# Exercise
How many lines in the rows below contain the string "Point"? Reply with the number only.

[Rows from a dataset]

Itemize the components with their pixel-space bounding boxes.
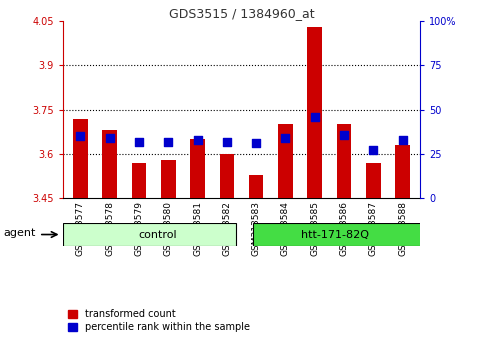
Bar [307,27,322,198]
Point [399,137,407,143]
Text: control: control [139,229,177,240]
Bar [249,175,263,198]
Point [340,132,348,137]
Point [135,139,143,144]
Point [106,135,114,141]
Point [282,135,289,141]
Bar [253,223,444,246]
Legend: transformed count, percentile rank within the sample: transformed count, percentile rank withi… [68,309,250,332]
Bar [337,125,351,198]
Point [223,139,231,144]
Bar [63,223,236,246]
Point [369,148,377,153]
Bar [73,119,88,198]
Bar [366,163,381,198]
Bar [395,145,410,198]
Bar [161,160,176,198]
Point [76,133,84,139]
Bar [278,125,293,198]
Title: GDS3515 / 1384960_at: GDS3515 / 1384960_at [169,7,314,20]
Point [252,141,260,146]
Bar [190,139,205,198]
Text: htt-171-82Q: htt-171-82Q [301,229,369,240]
Bar [132,163,146,198]
Bar [220,154,234,198]
Bar [102,130,117,198]
Point [194,137,201,143]
Point [311,114,319,120]
Point [164,139,172,144]
Text: agent: agent [3,228,36,238]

# Response to this exercise
12